Challenge: Show every line below where "aaaaaa" can be found.

--- begin The input ---

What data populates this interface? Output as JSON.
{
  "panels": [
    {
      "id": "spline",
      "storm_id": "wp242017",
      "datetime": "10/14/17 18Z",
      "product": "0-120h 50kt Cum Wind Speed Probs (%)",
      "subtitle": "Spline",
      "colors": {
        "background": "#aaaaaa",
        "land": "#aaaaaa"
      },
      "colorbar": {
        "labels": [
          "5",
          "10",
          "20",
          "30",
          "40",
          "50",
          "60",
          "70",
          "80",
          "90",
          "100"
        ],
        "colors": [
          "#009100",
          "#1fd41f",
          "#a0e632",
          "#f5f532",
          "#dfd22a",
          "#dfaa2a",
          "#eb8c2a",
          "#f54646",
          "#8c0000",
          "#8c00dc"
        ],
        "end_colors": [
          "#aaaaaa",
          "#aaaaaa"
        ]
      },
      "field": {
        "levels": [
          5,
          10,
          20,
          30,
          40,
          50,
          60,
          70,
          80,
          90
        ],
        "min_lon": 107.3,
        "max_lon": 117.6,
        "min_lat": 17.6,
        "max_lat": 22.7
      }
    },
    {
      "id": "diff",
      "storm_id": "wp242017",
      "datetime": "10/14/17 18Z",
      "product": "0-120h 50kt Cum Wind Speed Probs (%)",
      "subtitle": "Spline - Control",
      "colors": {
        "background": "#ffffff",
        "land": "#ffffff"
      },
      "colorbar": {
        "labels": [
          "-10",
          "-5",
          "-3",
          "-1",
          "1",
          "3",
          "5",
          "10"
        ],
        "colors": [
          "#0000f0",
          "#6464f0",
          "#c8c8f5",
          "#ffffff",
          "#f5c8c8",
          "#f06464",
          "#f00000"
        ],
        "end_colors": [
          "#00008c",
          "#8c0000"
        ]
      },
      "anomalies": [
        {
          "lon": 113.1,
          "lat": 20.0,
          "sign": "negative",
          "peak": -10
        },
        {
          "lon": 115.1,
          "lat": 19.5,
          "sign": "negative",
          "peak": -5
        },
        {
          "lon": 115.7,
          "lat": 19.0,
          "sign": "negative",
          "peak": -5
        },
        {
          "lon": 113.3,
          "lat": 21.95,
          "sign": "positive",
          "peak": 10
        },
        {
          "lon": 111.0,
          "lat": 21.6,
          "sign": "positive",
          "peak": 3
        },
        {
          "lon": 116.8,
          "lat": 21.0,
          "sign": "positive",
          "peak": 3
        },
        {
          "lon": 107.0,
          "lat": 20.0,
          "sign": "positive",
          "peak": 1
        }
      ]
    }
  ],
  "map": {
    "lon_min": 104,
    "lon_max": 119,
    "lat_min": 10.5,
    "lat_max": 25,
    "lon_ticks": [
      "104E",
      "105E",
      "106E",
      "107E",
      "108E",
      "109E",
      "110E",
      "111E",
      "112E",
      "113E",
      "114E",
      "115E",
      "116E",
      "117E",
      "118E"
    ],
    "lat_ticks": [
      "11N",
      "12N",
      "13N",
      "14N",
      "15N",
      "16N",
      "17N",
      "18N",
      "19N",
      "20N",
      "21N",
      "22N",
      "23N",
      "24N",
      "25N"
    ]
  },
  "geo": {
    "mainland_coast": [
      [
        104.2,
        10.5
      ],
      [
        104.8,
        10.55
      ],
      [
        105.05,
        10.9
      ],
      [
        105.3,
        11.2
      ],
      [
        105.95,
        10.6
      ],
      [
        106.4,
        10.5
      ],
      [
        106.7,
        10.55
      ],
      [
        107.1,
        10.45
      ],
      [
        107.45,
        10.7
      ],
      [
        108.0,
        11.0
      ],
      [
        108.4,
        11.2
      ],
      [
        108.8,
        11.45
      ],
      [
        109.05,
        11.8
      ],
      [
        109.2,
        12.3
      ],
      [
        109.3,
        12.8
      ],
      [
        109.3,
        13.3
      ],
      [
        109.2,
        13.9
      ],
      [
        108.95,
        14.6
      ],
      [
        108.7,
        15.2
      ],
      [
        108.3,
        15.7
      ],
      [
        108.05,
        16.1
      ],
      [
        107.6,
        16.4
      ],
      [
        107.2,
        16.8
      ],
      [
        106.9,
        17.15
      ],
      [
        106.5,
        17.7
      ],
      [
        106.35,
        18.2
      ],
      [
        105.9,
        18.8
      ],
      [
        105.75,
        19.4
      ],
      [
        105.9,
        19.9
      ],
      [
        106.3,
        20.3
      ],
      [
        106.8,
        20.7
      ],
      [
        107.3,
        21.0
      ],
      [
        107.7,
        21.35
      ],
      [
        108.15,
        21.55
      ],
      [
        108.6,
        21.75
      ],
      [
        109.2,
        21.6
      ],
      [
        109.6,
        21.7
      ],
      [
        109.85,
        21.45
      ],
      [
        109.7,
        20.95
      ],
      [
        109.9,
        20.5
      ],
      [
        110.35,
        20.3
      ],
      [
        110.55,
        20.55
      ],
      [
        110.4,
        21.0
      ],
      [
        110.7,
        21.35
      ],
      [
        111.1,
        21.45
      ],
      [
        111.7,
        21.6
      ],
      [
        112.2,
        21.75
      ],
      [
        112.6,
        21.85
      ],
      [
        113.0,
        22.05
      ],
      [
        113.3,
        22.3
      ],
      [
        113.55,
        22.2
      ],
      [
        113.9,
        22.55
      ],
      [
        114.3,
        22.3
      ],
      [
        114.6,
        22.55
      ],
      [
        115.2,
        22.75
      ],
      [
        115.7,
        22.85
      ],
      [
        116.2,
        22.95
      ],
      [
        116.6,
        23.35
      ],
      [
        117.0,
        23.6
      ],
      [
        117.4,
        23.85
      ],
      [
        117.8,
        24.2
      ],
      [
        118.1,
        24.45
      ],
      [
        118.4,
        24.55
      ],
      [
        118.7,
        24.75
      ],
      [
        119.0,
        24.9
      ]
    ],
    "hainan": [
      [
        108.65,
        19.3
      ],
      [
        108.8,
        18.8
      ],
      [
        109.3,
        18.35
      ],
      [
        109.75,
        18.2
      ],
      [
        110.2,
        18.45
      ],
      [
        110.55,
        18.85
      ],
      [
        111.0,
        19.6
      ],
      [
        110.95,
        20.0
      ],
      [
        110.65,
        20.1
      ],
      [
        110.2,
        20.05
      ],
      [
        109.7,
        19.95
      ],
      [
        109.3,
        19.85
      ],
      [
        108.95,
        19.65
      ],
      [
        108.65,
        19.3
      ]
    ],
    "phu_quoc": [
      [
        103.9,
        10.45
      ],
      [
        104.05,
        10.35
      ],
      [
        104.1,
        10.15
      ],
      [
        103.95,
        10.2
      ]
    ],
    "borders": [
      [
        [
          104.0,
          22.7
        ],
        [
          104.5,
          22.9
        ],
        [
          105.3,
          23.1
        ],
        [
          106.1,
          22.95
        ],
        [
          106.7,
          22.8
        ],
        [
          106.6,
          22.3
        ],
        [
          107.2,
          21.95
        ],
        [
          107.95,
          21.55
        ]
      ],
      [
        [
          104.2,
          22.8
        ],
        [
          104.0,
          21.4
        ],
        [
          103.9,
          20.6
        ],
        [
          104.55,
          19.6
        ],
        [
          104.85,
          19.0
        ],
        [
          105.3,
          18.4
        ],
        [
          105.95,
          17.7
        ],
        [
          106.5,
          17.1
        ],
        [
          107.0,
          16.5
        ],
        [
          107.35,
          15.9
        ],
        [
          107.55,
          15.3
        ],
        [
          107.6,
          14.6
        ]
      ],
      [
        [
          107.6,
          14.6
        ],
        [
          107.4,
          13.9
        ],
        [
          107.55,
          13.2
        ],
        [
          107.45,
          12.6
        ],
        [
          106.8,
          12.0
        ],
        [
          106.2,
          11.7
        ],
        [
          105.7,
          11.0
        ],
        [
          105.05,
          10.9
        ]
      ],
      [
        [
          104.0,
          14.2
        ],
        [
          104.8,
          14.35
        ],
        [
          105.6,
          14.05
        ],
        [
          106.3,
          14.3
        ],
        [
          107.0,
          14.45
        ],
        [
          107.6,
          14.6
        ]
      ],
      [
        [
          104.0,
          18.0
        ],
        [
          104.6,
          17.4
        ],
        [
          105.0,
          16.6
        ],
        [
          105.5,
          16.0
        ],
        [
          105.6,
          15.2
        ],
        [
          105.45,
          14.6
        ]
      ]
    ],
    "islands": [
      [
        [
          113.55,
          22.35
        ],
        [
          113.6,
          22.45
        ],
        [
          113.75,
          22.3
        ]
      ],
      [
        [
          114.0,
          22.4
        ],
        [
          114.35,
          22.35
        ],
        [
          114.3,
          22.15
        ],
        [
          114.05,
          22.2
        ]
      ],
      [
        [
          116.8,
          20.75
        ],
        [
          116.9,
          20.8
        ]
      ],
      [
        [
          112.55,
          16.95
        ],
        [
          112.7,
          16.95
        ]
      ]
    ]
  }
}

--- end The input ---

Written answer:
        "background": "#aaaaaa",
        "land": "#aaaaaa"
          "#aaaaaa",
          "#aaaaaa"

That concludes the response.